Begin Given data

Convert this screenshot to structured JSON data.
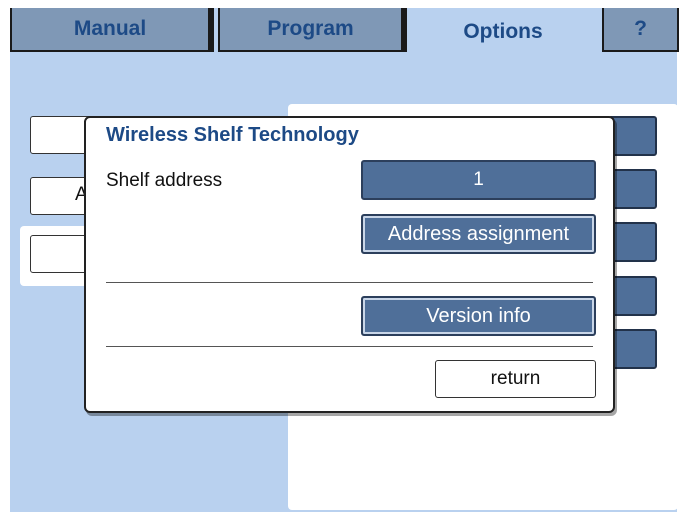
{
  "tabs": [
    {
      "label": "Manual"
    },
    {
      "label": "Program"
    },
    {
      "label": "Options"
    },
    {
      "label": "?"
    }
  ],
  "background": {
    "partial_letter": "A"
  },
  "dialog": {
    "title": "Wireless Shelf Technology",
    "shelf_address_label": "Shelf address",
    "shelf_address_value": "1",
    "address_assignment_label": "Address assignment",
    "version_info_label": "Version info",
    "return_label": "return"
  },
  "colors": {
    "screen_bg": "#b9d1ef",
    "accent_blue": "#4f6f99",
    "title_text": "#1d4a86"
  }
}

End Given data
Begin Given data

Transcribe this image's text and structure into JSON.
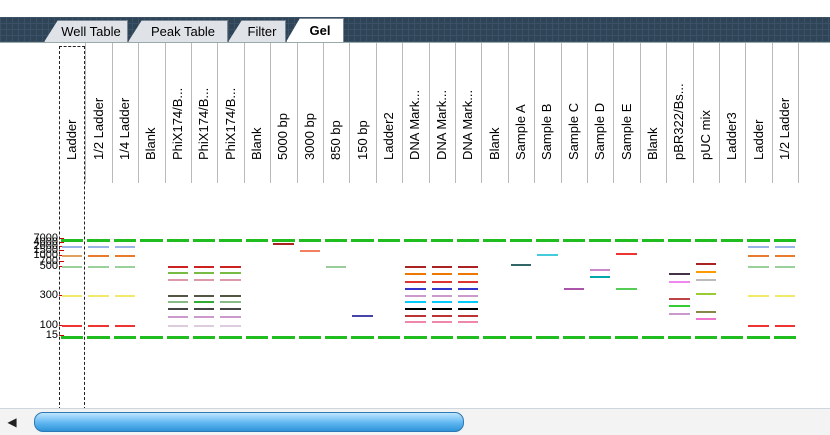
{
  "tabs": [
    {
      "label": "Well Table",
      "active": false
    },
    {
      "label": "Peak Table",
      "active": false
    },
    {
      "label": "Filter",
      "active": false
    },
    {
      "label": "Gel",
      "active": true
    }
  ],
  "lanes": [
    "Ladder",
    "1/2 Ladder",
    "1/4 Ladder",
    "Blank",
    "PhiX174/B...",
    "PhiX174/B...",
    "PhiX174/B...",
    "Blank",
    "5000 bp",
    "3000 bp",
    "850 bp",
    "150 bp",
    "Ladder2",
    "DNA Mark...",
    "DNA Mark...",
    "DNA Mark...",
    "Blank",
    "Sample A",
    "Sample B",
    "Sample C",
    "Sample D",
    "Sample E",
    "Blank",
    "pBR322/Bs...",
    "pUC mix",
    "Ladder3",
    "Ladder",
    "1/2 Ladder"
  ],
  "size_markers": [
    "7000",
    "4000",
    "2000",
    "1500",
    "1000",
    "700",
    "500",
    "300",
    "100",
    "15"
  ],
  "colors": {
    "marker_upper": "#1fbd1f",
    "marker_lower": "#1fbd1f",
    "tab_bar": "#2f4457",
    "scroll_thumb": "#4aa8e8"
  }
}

End Given data
Begin Given data

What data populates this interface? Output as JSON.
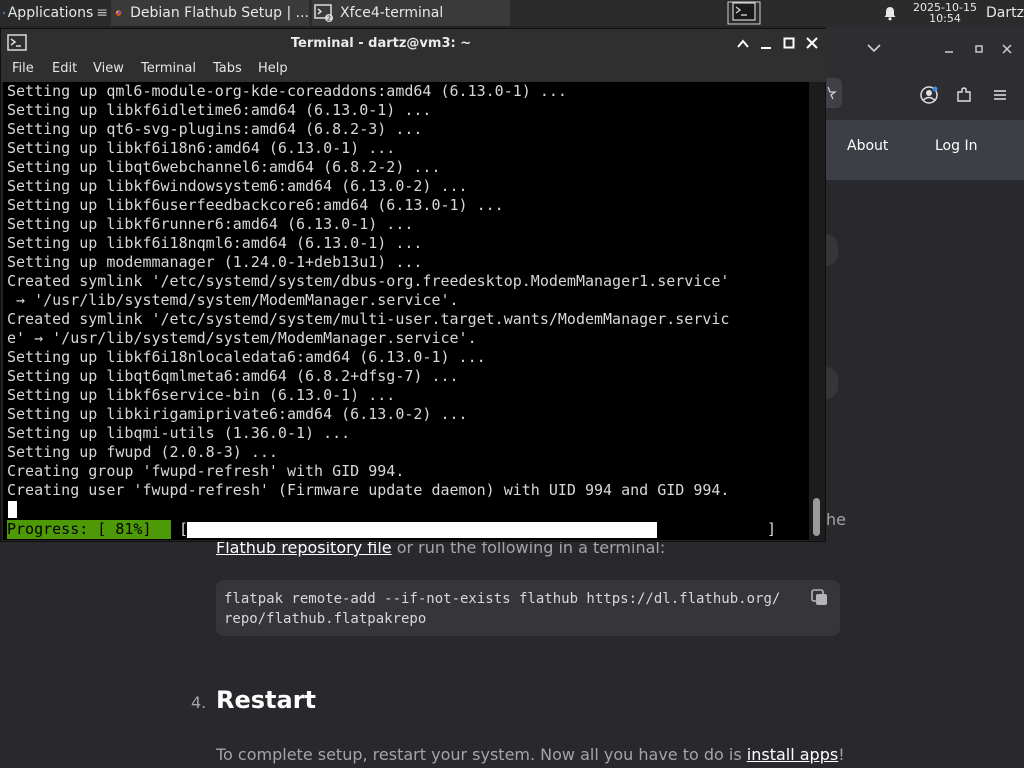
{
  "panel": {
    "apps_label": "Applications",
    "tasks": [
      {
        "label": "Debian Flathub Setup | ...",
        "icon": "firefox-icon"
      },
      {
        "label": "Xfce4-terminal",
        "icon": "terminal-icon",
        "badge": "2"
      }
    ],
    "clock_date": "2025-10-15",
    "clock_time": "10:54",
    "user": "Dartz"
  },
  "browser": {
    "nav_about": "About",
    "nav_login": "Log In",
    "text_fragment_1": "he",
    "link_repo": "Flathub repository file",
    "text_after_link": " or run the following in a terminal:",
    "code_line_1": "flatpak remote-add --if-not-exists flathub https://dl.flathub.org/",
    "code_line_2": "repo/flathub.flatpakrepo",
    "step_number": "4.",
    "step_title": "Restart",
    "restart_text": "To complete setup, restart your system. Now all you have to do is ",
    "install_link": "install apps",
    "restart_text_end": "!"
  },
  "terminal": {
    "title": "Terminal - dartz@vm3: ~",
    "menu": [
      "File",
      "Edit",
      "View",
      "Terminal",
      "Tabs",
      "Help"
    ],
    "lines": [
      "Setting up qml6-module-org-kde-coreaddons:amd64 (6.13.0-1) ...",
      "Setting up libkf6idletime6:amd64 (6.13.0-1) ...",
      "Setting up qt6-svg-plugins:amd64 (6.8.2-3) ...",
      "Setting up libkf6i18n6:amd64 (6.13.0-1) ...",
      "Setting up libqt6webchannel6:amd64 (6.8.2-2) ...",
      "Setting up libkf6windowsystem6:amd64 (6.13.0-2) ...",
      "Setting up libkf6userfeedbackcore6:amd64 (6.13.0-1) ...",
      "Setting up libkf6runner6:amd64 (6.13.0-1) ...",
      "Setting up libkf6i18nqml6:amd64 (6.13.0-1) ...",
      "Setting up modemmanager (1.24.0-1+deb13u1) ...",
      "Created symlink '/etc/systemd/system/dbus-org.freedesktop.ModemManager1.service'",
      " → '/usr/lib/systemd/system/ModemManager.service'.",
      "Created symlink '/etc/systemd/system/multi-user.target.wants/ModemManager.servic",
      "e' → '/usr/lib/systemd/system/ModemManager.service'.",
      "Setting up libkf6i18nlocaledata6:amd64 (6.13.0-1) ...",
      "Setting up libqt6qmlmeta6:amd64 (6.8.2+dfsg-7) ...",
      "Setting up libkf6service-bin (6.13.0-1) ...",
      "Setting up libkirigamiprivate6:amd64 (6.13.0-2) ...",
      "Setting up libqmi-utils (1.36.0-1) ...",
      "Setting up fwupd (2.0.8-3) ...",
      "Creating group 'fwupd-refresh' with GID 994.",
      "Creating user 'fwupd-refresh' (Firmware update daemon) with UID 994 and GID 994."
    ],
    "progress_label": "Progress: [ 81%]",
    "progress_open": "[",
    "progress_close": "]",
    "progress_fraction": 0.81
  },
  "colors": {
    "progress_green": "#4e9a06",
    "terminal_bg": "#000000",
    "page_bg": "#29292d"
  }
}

End Given data

> _Given task_
Of all the lines above, how many contain the word "symlink"? Give the number and nothing else.

> _Result for this task_
2